### Texto extraído
:::
El tiro deportivo llegará a los Juegos Centroamericanos y del Caribe Santo Domingo 2026 como una de las disciplinas más técnicas y exigentes del programa, con competencias en las que una diferencia de milímetros puede definir una medalla o dejar a un atleta fuera del podio. Por la propia naturaleza de este deporte, que emplea armas de fuego o de aire comprimido, el cumplimiento estricto de las normas de seguridad y de los reglamentos de la Federación Internacional de Tiro Deportivo (ISSF) ocupa un lugar central.
Esta disciplina va mucho más allá de la puntería, ya que demanda control de la respiración, del pulso, de la postura corporal y de la concentración mental. Las pruebas se realizan con pistolas, carabinas o escopetas, e incluyen blancos estáticos a 10, 25 o 50 metros, así como objetivos en movimiento o platos lanzados a gran velocidad, lo que eleva el nivel de precisión y preparación requerido.
:::
### Información
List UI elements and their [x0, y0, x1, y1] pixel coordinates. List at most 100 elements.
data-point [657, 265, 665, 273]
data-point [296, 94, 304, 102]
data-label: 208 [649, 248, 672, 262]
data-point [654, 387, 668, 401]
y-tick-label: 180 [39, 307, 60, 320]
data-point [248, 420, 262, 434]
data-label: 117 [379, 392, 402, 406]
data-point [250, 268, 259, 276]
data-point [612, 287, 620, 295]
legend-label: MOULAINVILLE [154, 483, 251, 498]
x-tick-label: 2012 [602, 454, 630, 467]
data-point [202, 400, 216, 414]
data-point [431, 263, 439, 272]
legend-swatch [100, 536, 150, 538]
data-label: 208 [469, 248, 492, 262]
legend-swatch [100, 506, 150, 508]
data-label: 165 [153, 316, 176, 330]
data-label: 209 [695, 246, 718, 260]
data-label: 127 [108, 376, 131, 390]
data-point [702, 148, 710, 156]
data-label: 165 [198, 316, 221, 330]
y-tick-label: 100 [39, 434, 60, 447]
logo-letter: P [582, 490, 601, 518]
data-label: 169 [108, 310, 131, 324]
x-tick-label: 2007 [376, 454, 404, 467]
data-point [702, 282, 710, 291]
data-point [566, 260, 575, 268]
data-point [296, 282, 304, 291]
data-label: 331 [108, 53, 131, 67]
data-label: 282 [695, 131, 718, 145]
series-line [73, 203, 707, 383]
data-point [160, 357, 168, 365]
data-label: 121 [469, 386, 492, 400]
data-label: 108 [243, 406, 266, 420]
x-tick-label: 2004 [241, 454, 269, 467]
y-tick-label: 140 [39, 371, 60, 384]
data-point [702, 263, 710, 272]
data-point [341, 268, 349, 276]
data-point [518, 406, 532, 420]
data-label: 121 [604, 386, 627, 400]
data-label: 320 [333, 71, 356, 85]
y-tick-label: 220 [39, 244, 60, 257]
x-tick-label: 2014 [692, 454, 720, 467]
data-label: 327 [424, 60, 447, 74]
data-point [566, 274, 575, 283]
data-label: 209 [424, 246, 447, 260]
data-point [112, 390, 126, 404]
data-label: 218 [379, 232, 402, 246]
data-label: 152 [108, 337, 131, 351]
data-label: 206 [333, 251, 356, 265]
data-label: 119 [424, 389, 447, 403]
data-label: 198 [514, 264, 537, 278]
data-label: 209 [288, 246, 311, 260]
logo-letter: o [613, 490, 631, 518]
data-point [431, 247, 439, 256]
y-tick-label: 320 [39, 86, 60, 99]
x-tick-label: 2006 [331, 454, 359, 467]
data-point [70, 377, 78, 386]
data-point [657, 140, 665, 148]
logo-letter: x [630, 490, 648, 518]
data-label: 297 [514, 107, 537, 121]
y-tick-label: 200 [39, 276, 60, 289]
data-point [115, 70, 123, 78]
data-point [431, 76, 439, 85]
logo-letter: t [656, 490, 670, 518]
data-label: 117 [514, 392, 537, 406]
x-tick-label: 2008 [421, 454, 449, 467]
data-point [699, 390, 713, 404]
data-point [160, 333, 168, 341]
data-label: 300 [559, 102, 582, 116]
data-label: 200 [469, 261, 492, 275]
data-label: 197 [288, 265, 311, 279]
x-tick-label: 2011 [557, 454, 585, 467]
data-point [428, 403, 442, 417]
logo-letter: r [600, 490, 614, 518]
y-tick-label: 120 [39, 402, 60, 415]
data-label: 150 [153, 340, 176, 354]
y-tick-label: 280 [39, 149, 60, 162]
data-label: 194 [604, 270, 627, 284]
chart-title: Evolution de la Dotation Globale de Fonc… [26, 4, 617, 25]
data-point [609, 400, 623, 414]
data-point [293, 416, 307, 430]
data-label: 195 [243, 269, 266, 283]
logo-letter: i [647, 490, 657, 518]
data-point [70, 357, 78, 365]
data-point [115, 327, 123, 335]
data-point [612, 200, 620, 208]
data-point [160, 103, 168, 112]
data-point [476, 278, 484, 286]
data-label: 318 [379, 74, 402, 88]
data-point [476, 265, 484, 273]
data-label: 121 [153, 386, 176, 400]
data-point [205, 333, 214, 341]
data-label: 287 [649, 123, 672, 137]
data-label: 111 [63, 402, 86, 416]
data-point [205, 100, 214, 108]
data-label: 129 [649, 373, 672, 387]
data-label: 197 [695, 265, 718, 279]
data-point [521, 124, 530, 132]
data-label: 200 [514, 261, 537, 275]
:::
### Qué hacer
Continúa el texto sobre el tiro deportivo en los Juegos de Santo Domingo 2026 a partir de su última oración.

### Resultado
Entre las modalidades aparecen la pistola de aire a 10 metros, la pistola deportiva a 25 metros, la carabina de aire, la carabina en tres posiciones y las pruebas de escopeta como skeet y fosa olímpica. Con ello, la inclusión del tiro deportivo en Santo Domingo 2026 no solo pone de relieve la complejidad competitiva del evento, sino también la importancia de una supervisión estricta en una disciplina donde la seguridad y la organización no admiten margen de improvisación.